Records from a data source
[start]

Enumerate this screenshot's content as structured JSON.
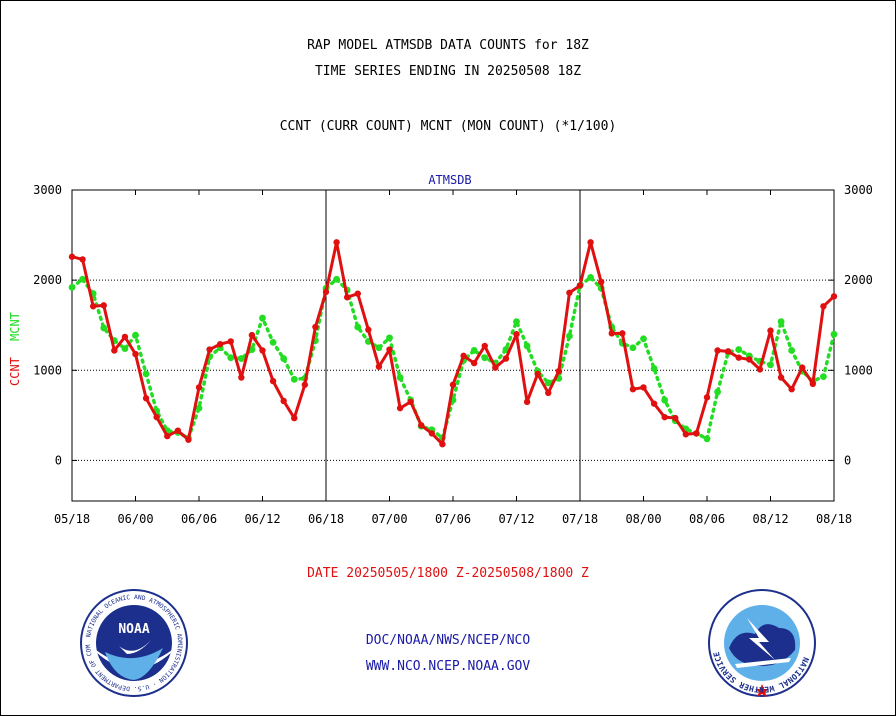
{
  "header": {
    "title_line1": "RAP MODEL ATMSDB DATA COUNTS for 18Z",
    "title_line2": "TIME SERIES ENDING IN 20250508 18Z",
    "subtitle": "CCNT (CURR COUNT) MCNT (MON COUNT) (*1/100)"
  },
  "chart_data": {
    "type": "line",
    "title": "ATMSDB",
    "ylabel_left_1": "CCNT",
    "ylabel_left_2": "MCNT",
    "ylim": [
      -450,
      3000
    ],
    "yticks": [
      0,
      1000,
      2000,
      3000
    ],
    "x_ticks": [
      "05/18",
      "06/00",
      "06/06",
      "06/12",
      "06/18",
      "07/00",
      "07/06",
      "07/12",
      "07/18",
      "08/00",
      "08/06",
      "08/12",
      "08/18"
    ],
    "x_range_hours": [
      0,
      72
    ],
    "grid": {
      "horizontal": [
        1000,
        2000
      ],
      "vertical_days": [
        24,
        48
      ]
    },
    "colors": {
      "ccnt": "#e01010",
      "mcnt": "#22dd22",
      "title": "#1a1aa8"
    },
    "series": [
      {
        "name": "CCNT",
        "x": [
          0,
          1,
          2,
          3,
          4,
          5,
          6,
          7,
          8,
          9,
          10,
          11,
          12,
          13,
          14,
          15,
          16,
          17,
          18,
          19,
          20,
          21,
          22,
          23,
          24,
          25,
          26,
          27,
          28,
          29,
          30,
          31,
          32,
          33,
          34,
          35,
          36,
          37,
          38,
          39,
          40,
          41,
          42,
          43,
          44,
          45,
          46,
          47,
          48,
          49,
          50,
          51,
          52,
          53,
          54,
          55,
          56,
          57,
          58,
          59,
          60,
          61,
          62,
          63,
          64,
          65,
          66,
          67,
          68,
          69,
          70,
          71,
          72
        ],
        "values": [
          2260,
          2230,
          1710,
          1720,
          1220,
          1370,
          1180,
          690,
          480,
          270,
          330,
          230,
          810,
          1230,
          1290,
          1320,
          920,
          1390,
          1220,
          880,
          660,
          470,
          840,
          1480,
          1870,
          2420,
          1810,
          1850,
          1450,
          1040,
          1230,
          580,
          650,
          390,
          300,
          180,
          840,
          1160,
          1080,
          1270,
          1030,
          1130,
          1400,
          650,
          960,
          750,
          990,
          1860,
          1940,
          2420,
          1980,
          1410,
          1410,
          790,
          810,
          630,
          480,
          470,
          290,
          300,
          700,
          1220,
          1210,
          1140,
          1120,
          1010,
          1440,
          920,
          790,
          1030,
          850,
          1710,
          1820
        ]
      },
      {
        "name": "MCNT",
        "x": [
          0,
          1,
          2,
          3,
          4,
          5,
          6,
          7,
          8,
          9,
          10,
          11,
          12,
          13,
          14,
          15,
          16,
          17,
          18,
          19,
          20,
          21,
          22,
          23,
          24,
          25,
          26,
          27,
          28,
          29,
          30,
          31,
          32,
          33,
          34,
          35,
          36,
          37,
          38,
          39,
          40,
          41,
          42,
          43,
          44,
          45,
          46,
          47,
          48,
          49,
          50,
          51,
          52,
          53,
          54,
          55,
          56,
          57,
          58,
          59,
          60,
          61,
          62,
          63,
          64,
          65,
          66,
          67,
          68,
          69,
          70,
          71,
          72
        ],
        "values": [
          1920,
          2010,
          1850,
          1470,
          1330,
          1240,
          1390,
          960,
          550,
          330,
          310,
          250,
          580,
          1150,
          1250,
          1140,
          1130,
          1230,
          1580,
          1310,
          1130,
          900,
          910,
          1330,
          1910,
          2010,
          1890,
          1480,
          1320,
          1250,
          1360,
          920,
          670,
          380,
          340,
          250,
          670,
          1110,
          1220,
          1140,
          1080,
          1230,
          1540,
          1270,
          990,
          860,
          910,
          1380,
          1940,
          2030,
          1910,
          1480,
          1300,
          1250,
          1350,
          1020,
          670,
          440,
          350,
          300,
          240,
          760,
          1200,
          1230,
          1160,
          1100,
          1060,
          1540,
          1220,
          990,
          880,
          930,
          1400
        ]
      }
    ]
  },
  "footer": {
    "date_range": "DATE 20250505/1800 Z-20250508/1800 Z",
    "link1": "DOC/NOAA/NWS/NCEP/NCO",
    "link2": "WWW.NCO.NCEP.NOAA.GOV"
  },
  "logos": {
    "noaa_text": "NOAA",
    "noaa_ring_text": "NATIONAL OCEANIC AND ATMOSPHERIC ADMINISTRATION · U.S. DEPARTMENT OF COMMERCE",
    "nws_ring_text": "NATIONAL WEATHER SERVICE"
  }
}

[end]
[start]

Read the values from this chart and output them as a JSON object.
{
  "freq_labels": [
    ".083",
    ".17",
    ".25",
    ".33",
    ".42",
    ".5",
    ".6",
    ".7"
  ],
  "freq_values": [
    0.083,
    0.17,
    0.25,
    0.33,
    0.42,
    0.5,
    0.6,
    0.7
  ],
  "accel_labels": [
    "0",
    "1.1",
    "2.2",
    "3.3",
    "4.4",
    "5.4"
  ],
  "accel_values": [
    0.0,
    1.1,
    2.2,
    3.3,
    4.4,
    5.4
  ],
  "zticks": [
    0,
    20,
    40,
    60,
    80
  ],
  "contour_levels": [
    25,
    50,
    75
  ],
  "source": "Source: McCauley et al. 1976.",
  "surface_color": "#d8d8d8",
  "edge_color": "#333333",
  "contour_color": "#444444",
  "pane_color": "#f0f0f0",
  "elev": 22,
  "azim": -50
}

[end]
[start]

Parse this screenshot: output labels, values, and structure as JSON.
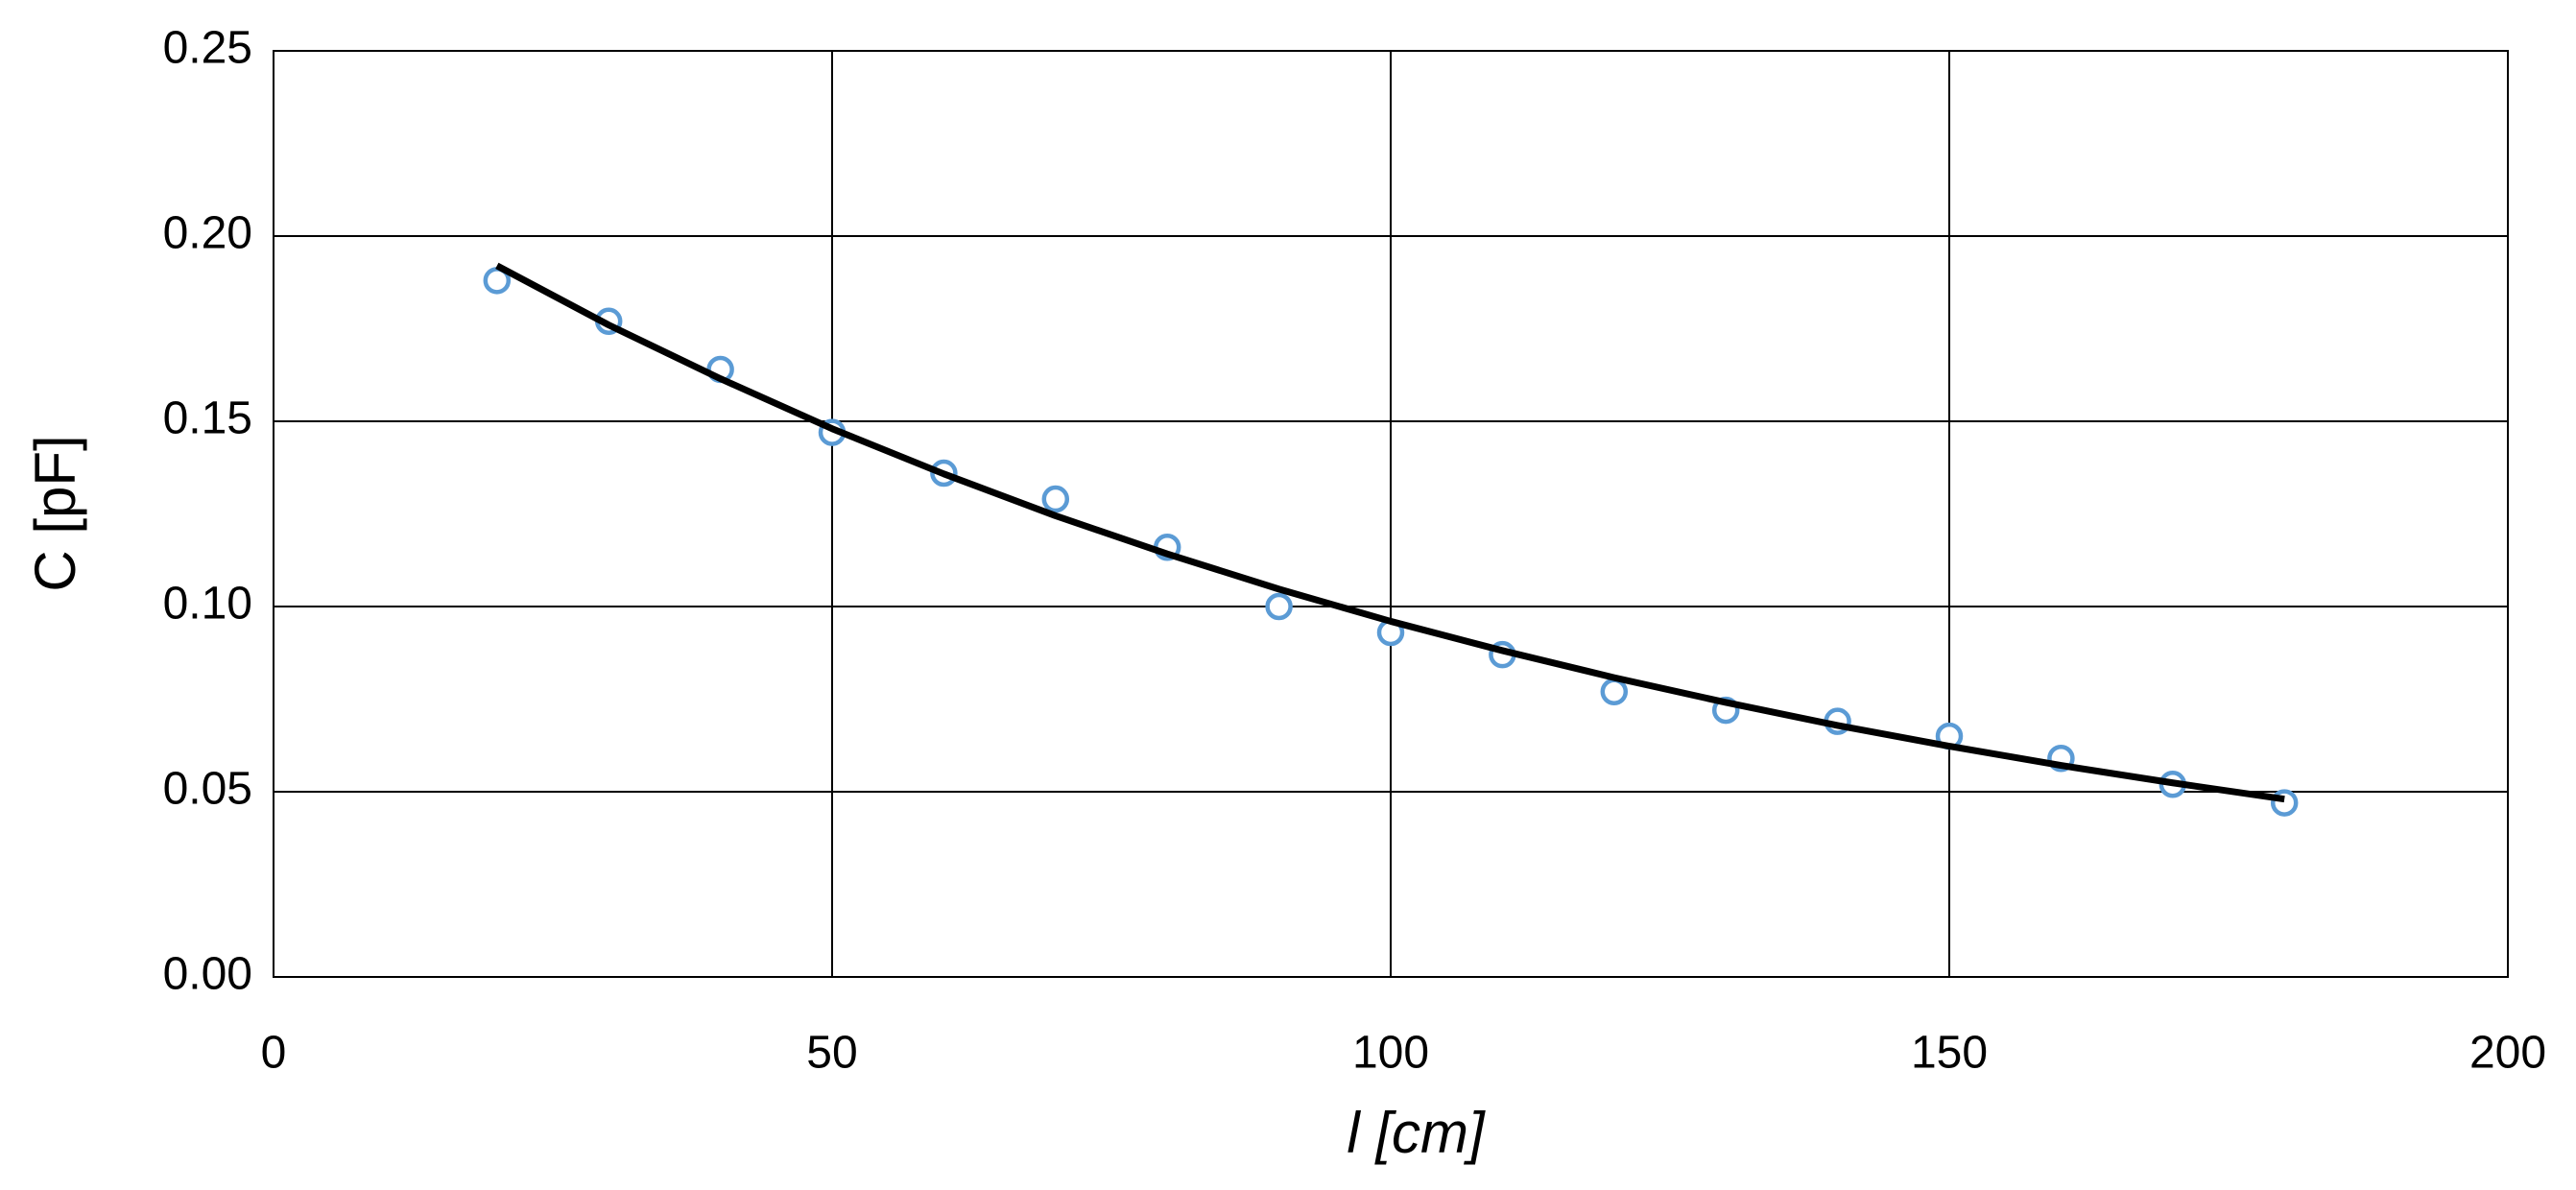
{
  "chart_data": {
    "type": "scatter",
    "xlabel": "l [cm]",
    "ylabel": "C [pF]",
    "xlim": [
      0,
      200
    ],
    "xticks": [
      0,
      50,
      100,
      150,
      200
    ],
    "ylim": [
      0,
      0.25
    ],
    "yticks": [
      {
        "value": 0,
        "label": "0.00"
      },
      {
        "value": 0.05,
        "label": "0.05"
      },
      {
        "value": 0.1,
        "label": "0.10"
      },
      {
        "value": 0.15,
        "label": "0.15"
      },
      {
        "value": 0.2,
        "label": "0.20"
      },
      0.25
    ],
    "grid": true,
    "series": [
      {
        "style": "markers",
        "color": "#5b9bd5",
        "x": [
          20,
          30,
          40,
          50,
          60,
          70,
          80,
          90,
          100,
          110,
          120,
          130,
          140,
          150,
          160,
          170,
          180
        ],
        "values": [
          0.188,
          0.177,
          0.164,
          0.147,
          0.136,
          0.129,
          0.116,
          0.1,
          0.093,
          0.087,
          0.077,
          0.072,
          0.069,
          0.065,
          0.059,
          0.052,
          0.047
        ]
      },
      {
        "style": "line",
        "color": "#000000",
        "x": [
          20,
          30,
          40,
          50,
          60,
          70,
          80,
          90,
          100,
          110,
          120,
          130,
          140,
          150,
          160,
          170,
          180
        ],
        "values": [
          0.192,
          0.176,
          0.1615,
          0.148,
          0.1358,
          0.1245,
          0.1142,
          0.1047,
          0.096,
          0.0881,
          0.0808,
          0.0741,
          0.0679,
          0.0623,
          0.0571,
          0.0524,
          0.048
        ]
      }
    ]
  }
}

[end]

**Exercise objective:**
Show every line from the entries above in which "NATIONAL" appears.

**Exercise answer:**
    "noaa_ring_text": "NATIONAL OCEANIC AND ATMOSPHERIC ADMINISTRATION · U.S. DEPARTMENT OF COMMERCE",
    "nws_ring_text": "NATIONAL WEATHER SERVICE"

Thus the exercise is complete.